* [WHAT THIS TASK INVOLVES]: Format the data from its first line through the line containing "building-cancel-icon xyxy=(525,264,547,288)", inclusive, as a JSON list of strings with one string per line and blank lines omitted.

* [DATASET]:
-----

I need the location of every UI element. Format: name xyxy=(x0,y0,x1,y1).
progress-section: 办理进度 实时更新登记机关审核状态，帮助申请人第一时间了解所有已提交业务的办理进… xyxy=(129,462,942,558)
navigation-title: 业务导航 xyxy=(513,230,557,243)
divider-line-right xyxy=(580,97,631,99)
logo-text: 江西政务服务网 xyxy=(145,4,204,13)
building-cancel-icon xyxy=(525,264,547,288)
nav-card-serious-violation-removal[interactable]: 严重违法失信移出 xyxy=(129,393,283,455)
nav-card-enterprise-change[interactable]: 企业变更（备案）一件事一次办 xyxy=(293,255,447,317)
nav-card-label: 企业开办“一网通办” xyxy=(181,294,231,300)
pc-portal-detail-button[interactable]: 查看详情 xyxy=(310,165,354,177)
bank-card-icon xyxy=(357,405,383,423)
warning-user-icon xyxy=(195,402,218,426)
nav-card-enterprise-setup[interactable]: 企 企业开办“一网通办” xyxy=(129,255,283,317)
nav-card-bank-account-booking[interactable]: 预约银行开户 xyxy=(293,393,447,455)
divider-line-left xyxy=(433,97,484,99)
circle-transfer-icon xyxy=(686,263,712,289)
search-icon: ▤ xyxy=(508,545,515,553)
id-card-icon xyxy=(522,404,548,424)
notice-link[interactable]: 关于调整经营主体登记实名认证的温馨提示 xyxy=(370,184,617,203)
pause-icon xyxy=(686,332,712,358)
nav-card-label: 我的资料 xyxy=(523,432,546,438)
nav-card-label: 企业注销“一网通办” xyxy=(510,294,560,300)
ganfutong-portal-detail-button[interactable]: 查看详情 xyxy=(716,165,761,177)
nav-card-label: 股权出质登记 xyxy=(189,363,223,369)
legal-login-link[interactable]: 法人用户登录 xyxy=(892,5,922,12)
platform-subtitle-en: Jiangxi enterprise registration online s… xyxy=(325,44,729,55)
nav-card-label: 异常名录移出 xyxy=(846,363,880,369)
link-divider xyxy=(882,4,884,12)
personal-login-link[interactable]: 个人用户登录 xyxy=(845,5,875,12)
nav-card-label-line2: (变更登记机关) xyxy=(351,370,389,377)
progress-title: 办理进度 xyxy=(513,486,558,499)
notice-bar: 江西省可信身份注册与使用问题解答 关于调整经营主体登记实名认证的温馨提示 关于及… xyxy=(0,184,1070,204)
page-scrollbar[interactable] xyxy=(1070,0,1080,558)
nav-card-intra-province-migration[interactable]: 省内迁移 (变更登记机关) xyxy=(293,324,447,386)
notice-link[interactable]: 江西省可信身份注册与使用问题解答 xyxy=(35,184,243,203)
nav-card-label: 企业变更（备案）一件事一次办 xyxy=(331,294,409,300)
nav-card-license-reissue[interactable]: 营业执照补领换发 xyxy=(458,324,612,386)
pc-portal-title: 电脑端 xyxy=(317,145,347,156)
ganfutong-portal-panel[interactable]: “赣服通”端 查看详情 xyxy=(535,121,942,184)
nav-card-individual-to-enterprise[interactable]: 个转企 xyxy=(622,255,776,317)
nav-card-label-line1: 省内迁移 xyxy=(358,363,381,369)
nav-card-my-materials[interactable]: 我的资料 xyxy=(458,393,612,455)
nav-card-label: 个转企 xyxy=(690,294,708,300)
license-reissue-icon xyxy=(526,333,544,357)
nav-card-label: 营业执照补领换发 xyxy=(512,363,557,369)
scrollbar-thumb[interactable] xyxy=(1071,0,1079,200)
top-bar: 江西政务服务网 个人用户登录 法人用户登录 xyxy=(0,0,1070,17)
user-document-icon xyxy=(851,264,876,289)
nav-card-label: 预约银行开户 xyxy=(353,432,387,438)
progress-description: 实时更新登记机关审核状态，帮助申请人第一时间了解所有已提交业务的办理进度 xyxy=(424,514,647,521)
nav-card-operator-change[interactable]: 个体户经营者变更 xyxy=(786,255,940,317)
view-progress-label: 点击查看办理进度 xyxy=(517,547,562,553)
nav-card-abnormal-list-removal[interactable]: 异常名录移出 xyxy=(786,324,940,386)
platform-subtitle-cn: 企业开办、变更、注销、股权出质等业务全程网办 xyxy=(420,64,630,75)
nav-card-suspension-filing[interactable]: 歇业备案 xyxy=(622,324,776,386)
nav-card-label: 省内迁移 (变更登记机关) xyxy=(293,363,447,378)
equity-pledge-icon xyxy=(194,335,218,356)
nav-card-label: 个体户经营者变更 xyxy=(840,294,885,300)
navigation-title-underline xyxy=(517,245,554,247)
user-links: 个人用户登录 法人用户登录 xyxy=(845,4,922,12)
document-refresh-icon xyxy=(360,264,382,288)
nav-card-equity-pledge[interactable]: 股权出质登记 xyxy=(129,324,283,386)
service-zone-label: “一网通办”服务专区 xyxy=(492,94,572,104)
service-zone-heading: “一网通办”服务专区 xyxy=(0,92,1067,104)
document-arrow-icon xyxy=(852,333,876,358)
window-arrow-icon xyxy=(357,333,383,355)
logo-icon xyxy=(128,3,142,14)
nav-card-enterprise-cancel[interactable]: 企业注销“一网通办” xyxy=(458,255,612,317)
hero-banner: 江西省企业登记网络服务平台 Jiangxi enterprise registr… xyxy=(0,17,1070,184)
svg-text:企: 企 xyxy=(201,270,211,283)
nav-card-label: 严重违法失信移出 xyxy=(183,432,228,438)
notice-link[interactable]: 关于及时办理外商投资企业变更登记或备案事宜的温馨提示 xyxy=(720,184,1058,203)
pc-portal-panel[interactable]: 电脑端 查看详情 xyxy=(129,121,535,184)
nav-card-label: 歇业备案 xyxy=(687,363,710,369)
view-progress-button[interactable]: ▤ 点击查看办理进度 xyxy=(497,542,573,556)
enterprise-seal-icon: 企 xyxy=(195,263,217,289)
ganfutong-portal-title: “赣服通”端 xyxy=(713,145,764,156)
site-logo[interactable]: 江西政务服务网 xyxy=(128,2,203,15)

-----

* [COMPLETE RESPONSE]:
[
  "I need the location of every UI element. Format: name xyxy=(x0,y0,x1,y1).",
  "progress-section: 办理进度 实时更新登记机关审核状态，帮助申请人第一时间了解所有已提交业务的办理进… xyxy=(129,462,942,558)",
  "navigation-title: 业务导航 xyxy=(513,230,557,243)",
  "divider-line-right xyxy=(580,97,631,99)",
  "logo-text: 江西政务服务网 xyxy=(145,4,204,13)",
  "building-cancel-icon xyxy=(525,264,547,288)"
]